• [To be done] Draw out every line with the word "dari" from the listing below.

::::::::::

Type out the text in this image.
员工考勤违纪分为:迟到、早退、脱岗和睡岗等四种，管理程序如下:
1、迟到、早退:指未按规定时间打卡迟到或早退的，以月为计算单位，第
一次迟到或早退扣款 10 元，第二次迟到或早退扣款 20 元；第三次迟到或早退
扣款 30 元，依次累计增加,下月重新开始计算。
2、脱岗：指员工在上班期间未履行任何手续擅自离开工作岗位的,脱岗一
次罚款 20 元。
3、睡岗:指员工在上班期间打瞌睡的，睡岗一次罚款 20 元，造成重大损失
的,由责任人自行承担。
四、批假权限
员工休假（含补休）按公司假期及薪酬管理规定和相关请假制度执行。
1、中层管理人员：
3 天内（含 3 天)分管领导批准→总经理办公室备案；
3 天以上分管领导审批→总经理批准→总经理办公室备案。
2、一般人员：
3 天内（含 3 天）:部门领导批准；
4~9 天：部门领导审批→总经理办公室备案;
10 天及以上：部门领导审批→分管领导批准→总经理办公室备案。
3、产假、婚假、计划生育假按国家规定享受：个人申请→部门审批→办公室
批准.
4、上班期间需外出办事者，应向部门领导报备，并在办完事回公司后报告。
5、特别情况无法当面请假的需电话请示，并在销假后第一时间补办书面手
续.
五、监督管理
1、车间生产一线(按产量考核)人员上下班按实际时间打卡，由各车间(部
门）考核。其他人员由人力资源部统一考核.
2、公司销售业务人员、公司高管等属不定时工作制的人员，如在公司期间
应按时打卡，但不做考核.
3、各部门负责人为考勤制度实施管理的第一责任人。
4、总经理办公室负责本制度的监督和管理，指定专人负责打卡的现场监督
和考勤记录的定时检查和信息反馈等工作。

::::::::::

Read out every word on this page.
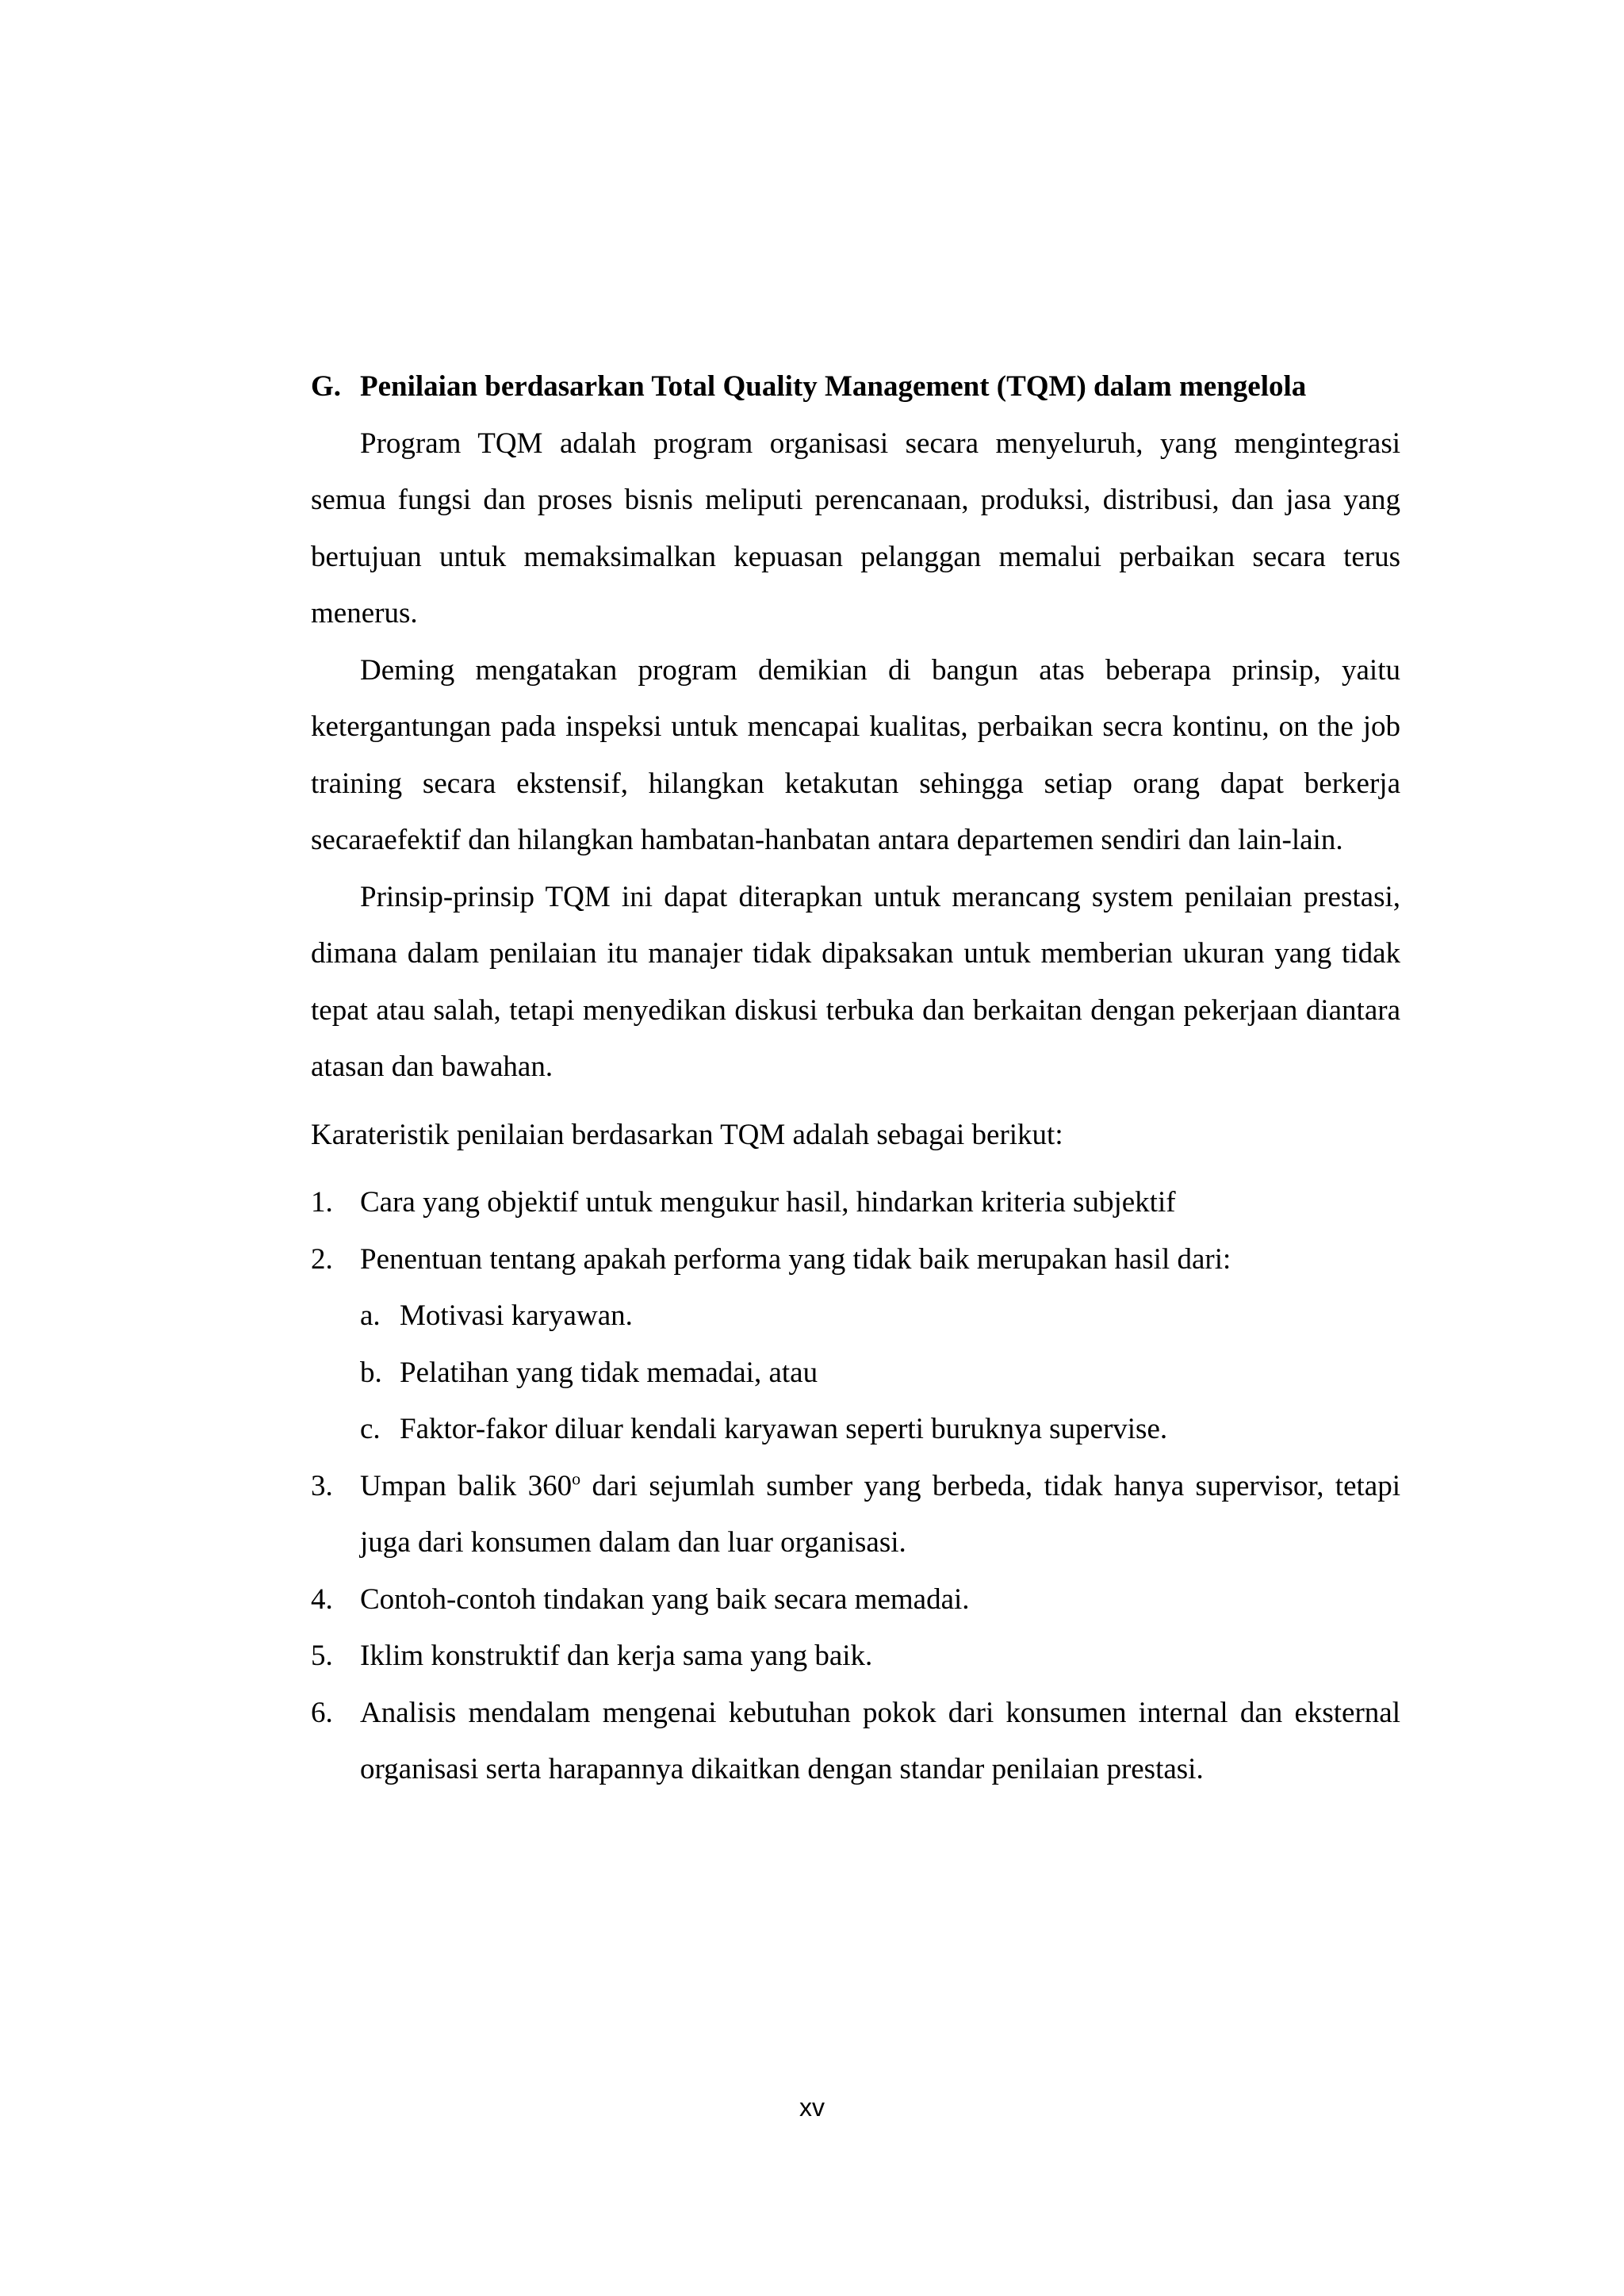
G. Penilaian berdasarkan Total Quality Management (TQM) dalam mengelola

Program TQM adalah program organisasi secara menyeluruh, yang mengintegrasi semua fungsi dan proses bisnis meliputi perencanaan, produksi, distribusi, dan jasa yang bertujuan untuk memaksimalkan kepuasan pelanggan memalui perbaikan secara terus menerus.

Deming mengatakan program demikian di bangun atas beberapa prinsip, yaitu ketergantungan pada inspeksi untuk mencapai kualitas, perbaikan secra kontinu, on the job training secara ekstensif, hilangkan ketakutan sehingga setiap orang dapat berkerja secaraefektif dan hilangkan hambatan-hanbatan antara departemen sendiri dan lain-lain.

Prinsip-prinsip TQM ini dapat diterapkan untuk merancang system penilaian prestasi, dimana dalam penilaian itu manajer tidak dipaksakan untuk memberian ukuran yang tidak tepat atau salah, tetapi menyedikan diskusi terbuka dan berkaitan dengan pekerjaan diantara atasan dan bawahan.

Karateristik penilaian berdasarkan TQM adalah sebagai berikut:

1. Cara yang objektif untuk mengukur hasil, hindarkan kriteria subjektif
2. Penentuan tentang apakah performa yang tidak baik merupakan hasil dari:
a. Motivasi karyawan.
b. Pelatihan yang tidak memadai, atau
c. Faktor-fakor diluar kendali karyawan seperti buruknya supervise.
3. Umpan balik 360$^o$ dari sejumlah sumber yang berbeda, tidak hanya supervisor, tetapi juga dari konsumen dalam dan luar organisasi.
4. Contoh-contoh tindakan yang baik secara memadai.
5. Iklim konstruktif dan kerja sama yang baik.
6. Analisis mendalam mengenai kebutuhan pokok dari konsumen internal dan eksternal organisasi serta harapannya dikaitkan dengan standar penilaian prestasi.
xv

::::::::::

• [Result of the exercise]
2. Penentuan tentang apakah performa yang tidak baik merupakan hasil dari:
3. Umpan balik 360$^o$ dari sejumlah sumber yang berbeda, tidak hanya supervisor, tetapi juga dari konsumen dalam dan luar organisasi.
6. Analisis mendalam mengenai kebutuhan pokok dari konsumen internal dan eksternal organisasi serta harapannya dikaitkan dengan standar penilaian prestasi.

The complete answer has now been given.